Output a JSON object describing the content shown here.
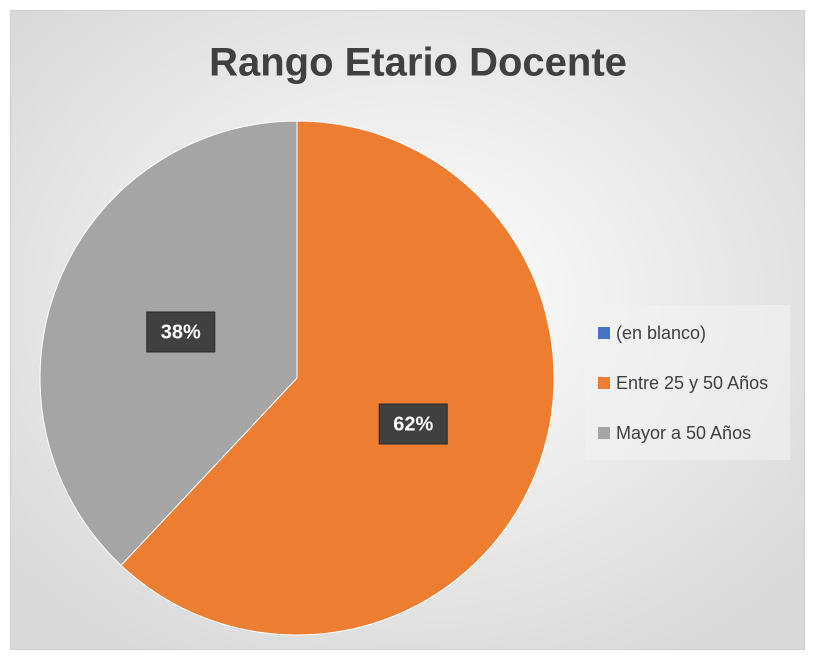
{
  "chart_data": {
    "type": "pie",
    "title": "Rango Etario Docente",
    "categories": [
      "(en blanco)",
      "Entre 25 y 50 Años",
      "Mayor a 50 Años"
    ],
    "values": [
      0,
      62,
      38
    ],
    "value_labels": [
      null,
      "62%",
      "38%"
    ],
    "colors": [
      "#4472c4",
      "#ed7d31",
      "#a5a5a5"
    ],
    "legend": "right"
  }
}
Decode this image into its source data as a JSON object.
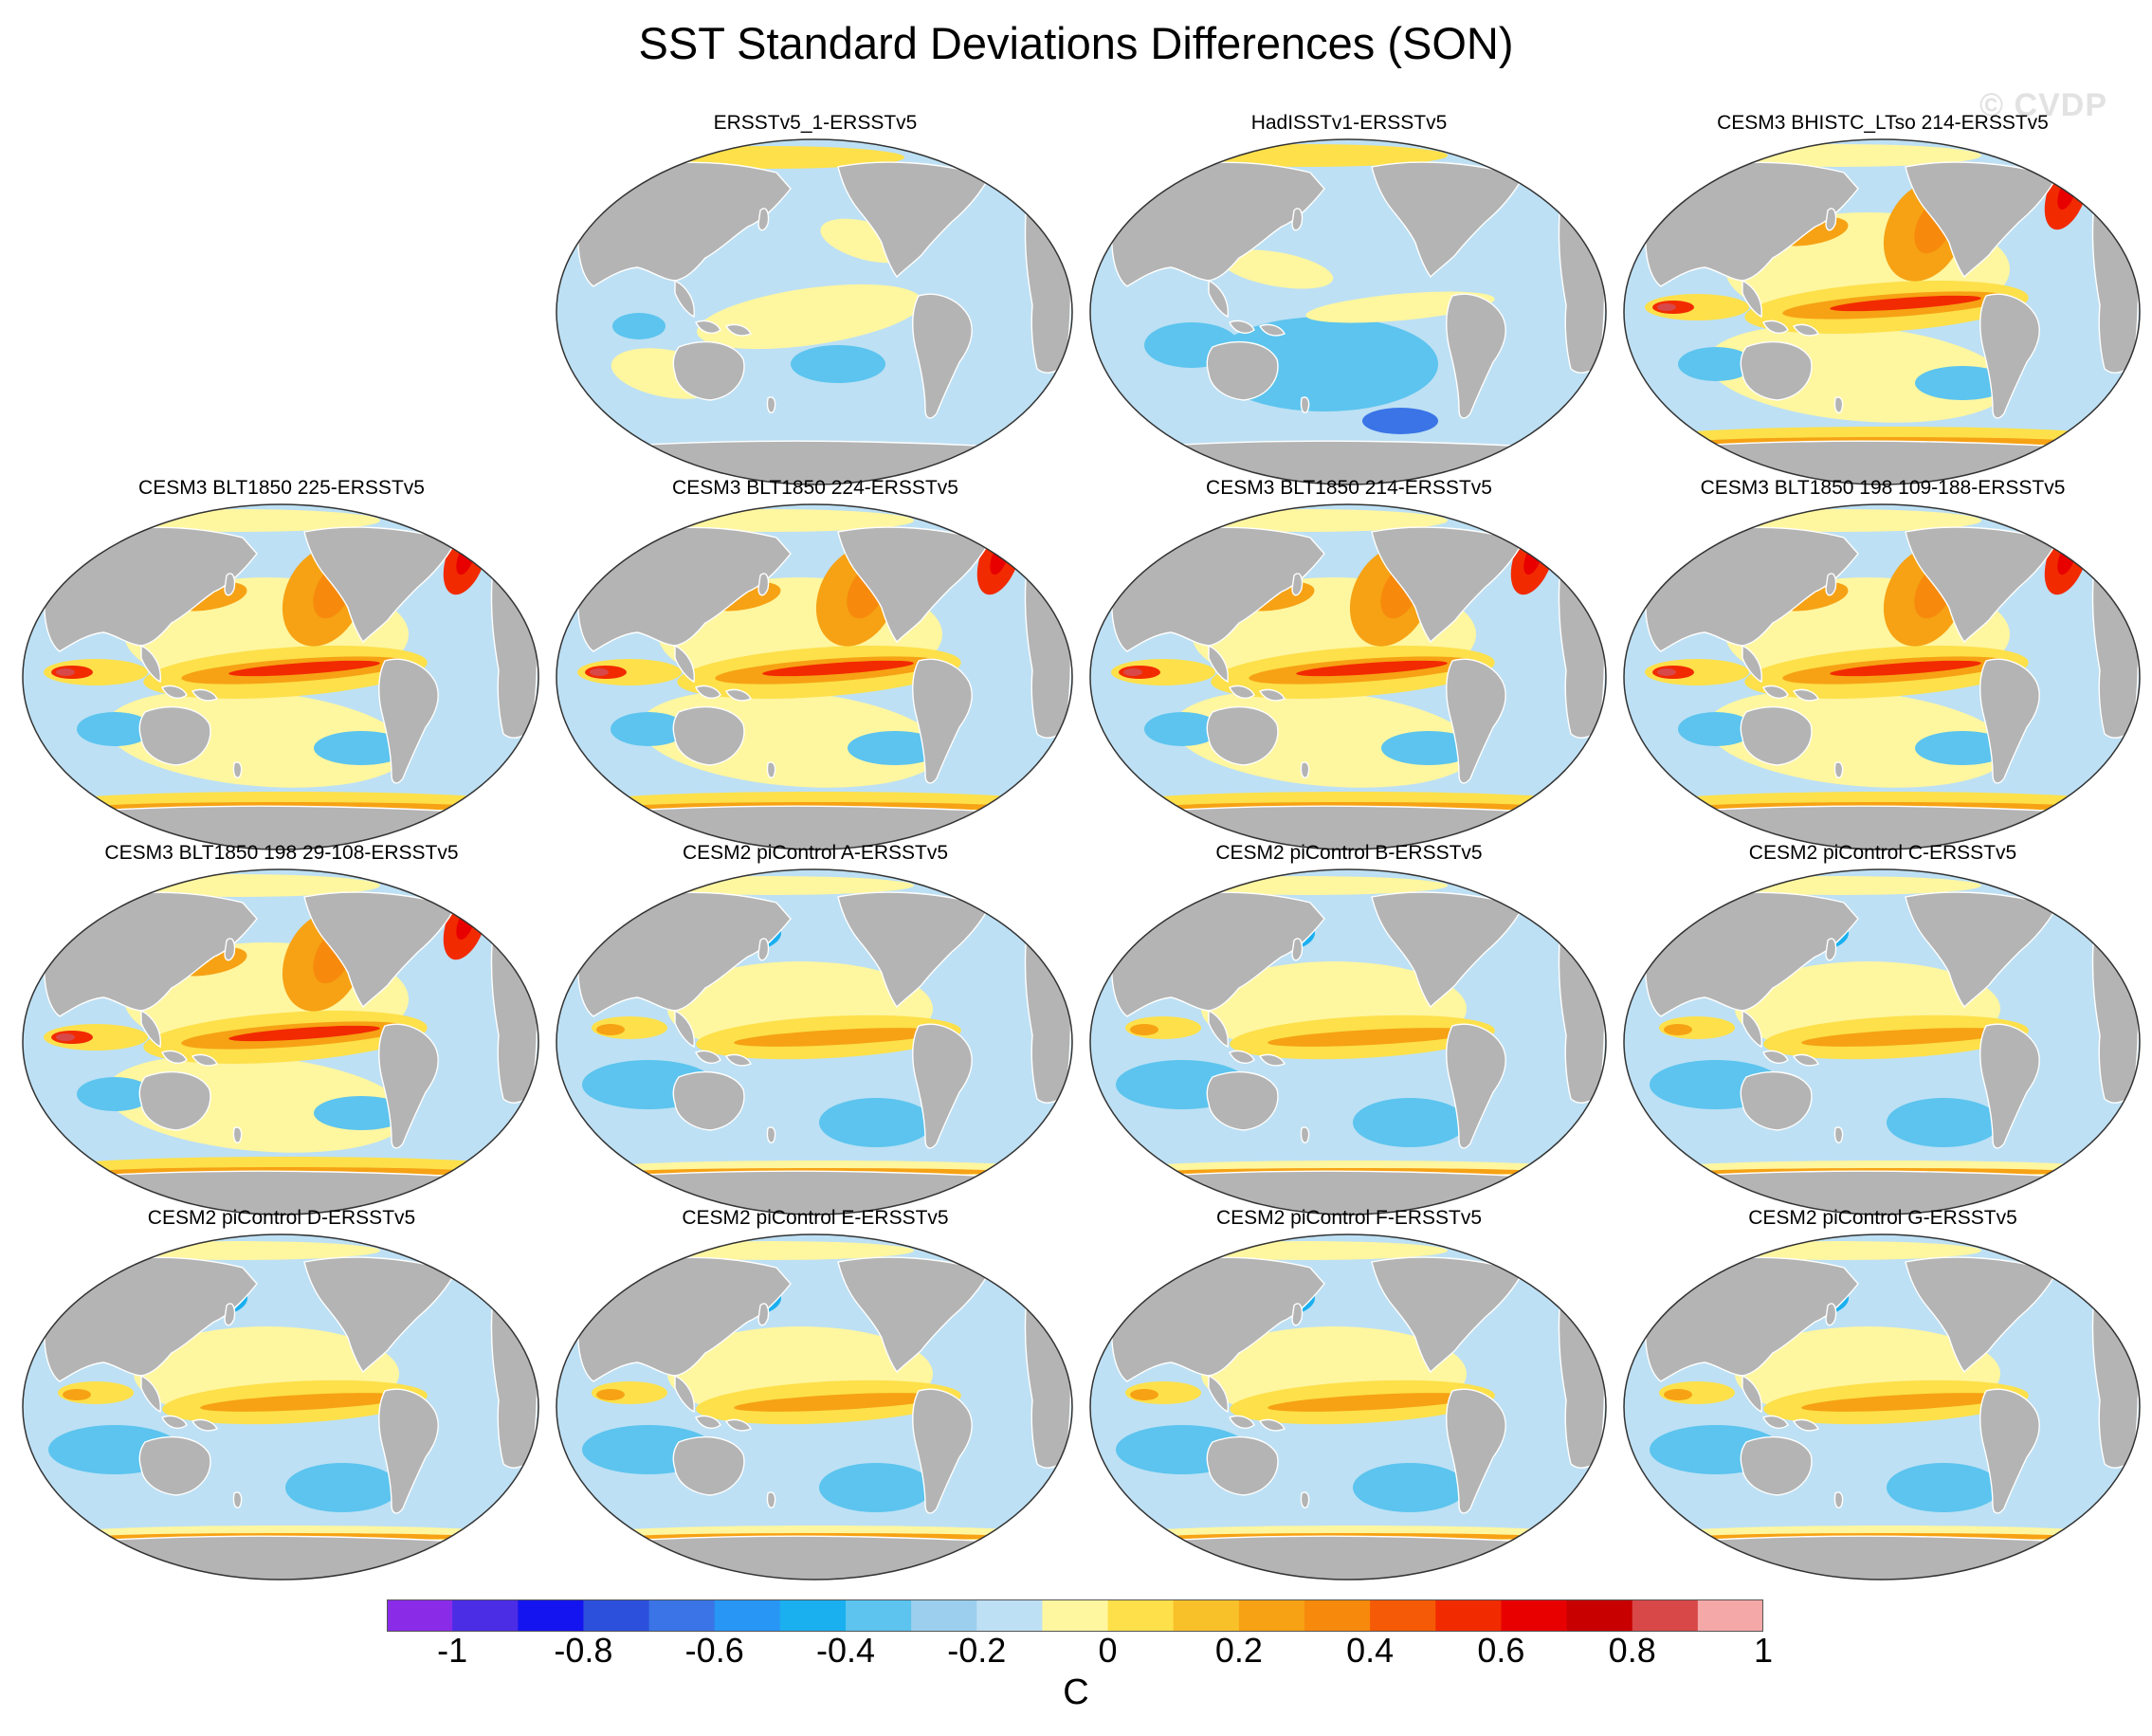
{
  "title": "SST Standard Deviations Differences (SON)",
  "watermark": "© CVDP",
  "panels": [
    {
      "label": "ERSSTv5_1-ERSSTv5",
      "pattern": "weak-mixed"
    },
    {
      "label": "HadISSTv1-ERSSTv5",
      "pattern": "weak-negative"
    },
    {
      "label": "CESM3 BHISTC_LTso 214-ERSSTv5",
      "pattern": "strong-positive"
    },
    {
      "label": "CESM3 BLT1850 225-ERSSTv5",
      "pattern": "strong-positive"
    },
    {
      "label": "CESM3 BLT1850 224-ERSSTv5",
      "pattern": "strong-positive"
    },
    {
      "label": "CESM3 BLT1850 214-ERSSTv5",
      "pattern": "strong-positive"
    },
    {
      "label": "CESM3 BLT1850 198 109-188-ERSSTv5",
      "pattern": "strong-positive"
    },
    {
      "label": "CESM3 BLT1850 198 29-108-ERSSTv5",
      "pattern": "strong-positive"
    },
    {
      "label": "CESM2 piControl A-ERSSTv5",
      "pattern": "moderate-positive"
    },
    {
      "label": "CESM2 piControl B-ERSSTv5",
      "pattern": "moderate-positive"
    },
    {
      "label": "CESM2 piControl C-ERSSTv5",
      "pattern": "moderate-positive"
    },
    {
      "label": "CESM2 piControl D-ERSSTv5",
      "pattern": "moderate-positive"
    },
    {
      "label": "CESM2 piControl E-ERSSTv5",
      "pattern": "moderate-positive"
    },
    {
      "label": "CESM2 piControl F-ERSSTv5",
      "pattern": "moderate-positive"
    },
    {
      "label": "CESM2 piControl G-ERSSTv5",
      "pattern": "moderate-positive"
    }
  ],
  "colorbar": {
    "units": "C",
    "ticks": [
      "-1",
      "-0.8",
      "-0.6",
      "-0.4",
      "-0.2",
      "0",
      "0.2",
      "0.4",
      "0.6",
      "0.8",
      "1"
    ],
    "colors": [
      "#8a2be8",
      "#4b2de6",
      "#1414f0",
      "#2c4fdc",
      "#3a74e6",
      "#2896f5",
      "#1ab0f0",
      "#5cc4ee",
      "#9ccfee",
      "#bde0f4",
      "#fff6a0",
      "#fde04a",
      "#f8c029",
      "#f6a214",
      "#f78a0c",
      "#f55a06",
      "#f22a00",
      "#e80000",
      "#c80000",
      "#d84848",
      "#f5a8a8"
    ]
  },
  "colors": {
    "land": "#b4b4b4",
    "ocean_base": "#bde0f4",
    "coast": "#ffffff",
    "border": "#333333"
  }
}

- [What to do] All of the entries need to be transcribed word for word; pictures are left out.

- [Response to the task]
Output a JSON object describing the content shown here.
{
  "chart_data": {
    "type": "pie",
    "title": "Rango Etario Docente",
    "categories": [
      "(en blanco)",
      "Entre 25 y 50 Años",
      "Mayor a 50 Años"
    ],
    "values": [
      0,
      62,
      38
    ],
    "value_labels": [
      null,
      "62%",
      "38%"
    ],
    "colors": [
      "#4472c4",
      "#ed7d31",
      "#a5a5a5"
    ],
    "legend": "right"
  }
}
Decode this image into its source data as a JSON object.
{
  "title": "SST Standard Deviations Differences (SON)",
  "watermark": "© CVDP",
  "panels": [
    {
      "label": "ERSSTv5_1-ERSSTv5",
      "pattern": "weak-mixed"
    },
    {
      "label": "HadISSTv1-ERSSTv5",
      "pattern": "weak-negative"
    },
    {
      "label": "CESM3 BHISTC_LTso 214-ERSSTv5",
      "pattern": "strong-positive"
    },
    {
      "label": "CESM3 BLT1850 225-ERSSTv5",
      "pattern": "strong-positive"
    },
    {
      "label": "CESM3 BLT1850 224-ERSSTv5",
      "pattern": "strong-positive"
    },
    {
      "label": "CESM3 BLT1850 214-ERSSTv5",
      "pattern": "strong-positive"
    },
    {
      "label": "CESM3 BLT1850 198 109-188-ERSSTv5",
      "pattern": "strong-positive"
    },
    {
      "label": "CESM3 BLT1850 198 29-108-ERSSTv5",
      "pattern": "strong-positive"
    },
    {
      "label": "CESM2 piControl A-ERSSTv5",
      "pattern": "moderate-positive"
    },
    {
      "label": "CESM2 piControl B-ERSSTv5",
      "pattern": "moderate-positive"
    },
    {
      "label": "CESM2 piControl C-ERSSTv5",
      "pattern": "moderate-positive"
    },
    {
      "label": "CESM2 piControl D-ERSSTv5",
      "pattern": "moderate-positive"
    },
    {
      "label": "CESM2 piControl E-ERSSTv5",
      "pattern": "moderate-positive"
    },
    {
      "label": "CESM2 piControl F-ERSSTv5",
      "pattern": "moderate-positive"
    },
    {
      "label": "CESM2 piControl G-ERSSTv5",
      "pattern": "moderate-positive"
    }
  ],
  "colorbar": {
    "units": "C",
    "ticks": [
      "-1",
      "-0.8",
      "-0.6",
      "-0.4",
      "-0.2",
      "0",
      "0.2",
      "0.4",
      "0.6",
      "0.8",
      "1"
    ],
    "colors": [
      "#8a2be8",
      "#4b2de6",
      "#1414f0",
      "#2c4fdc",
      "#3a74e6",
      "#2896f5",
      "#1ab0f0",
      "#5cc4ee",
      "#9ccfee",
      "#bde0f4",
      "#fff6a0",
      "#fde04a",
      "#f8c029",
      "#f6a214",
      "#f78a0c",
      "#f55a06",
      "#f22a00",
      "#e80000",
      "#c80000",
      "#d84848",
      "#f5a8a8"
    ]
  },
  "colors": {
    "land": "#b4b4b4",
    "ocean_base": "#bde0f4",
    "coast": "#ffffff",
    "border": "#333333"
  }
}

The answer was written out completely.